## START

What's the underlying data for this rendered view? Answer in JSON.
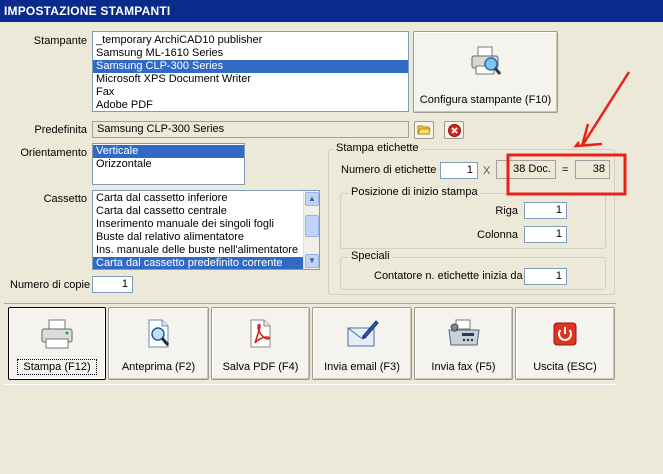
{
  "window": {
    "title": "IMPOSTAZIONE STAMPANTI"
  },
  "printers": {
    "label": "Stampante",
    "items": [
      "_temporary ArchiCAD10 publisher",
      "Samsung ML-1610 Series",
      "Samsung CLP-300 Series",
      "Microsoft XPS Document Writer",
      "Fax",
      "Adobe PDF"
    ],
    "selected": "Samsung CLP-300 Series"
  },
  "configure_button": {
    "label": "Configura stampante (F10)",
    "icon": "printer-config-icon"
  },
  "default_printer": {
    "label": "Predefinita",
    "value": "Samsung CLP-300 Series",
    "icons": [
      "folder-icon",
      "remove-icon"
    ]
  },
  "orientation": {
    "label": "Orientamento",
    "items": [
      "Verticale",
      "Orizzontale"
    ],
    "selected": "Verticale"
  },
  "tray": {
    "label": "Cassetto",
    "items": [
      "Carta dal cassetto inferiore",
      "Carta dal cassetto centrale",
      "Inserimento manuale dei singoli fogli",
      "Buste dal relativo alimentatore",
      "Ins. manuale delle buste nell'alimentatore",
      "Carta dal cassetto predefinito corrente"
    ],
    "selected": "Carta dal cassetto predefinito corrente"
  },
  "copies": {
    "label": "Numero di copie",
    "value": "1"
  },
  "labels_group": {
    "title": "Stampa etichette",
    "count_label": "Numero di etichette",
    "count_value": "1",
    "times": "X",
    "docs_value": "38 Doc.",
    "equals": "=",
    "total_value": "38",
    "start_group": {
      "title": "Posizione di inizio stampa",
      "row_label": "Riga",
      "row_value": "1",
      "col_label": "Colonna",
      "col_value": "1"
    },
    "special_group": {
      "title": "Speciali",
      "counter_label": "Contatore n. etichette inizia da",
      "counter_value": "1"
    }
  },
  "actions": [
    {
      "label": "Stampa (F12)",
      "icon": "printer-icon"
    },
    {
      "label": "Anteprima (F2)",
      "icon": "preview-icon"
    },
    {
      "label": "Salva PDF (F4)",
      "icon": "pdf-icon"
    },
    {
      "label": "Invia email (F3)",
      "icon": "email-icon"
    },
    {
      "label": "Invia fax (F5)",
      "icon": "fax-icon"
    },
    {
      "label": "Uscita (ESC)",
      "icon": "exit-icon"
    }
  ],
  "colors": {
    "title_bar": "#0a2a8c",
    "selection": "#316ac5",
    "annotation": "#e8221a",
    "face": "#ece9d8"
  }
}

## END

### WRITTEN INSTRUCTION:
Please write out all of the material above without changing a word, and omit any pictures.

### FINAL RESULT:
What's the underlying data for this rendered view? Answer in JSON.
{
  "window": {
    "title": "IMPOSTAZIONE STAMPANTI"
  },
  "printers": {
    "label": "Stampante",
    "items": [
      "_temporary ArchiCAD10 publisher",
      "Samsung ML-1610 Series",
      "Samsung CLP-300 Series",
      "Microsoft XPS Document Writer",
      "Fax",
      "Adobe PDF"
    ],
    "selected": "Samsung CLP-300 Series"
  },
  "configure_button": {
    "label": "Configura stampante (F10)",
    "icon": "printer-config-icon"
  },
  "default_printer": {
    "label": "Predefinita",
    "value": "Samsung CLP-300 Series",
    "icons": [
      "folder-icon",
      "remove-icon"
    ]
  },
  "orientation": {
    "label": "Orientamento",
    "items": [
      "Verticale",
      "Orizzontale"
    ],
    "selected": "Verticale"
  },
  "tray": {
    "label": "Cassetto",
    "items": [
      "Carta dal cassetto inferiore",
      "Carta dal cassetto centrale",
      "Inserimento manuale dei singoli fogli",
      "Buste dal relativo alimentatore",
      "Ins. manuale delle buste nell'alimentatore",
      "Carta dal cassetto predefinito corrente"
    ],
    "selected": "Carta dal cassetto predefinito corrente"
  },
  "copies": {
    "label": "Numero di copie",
    "value": "1"
  },
  "labels_group": {
    "title": "Stampa etichette",
    "count_label": "Numero di etichette",
    "count_value": "1",
    "times": "X",
    "docs_value": "38 Doc.",
    "equals": "=",
    "total_value": "38",
    "start_group": {
      "title": "Posizione di inizio stampa",
      "row_label": "Riga",
      "row_value": "1",
      "col_label": "Colonna",
      "col_value": "1"
    },
    "special_group": {
      "title": "Speciali",
      "counter_label": "Contatore n. etichette inizia da",
      "counter_value": "1"
    }
  },
  "actions": [
    {
      "label": "Stampa (F12)",
      "icon": "printer-icon"
    },
    {
      "label": "Anteprima (F2)",
      "icon": "preview-icon"
    },
    {
      "label": "Salva PDF (F4)",
      "icon": "pdf-icon"
    },
    {
      "label": "Invia email (F3)",
      "icon": "email-icon"
    },
    {
      "label": "Invia fax (F5)",
      "icon": "fax-icon"
    },
    {
      "label": "Uscita (ESC)",
      "icon": "exit-icon"
    }
  ],
  "colors": {
    "title_bar": "#0a2a8c",
    "selection": "#316ac5",
    "annotation": "#e8221a",
    "face": "#ece9d8"
  }
}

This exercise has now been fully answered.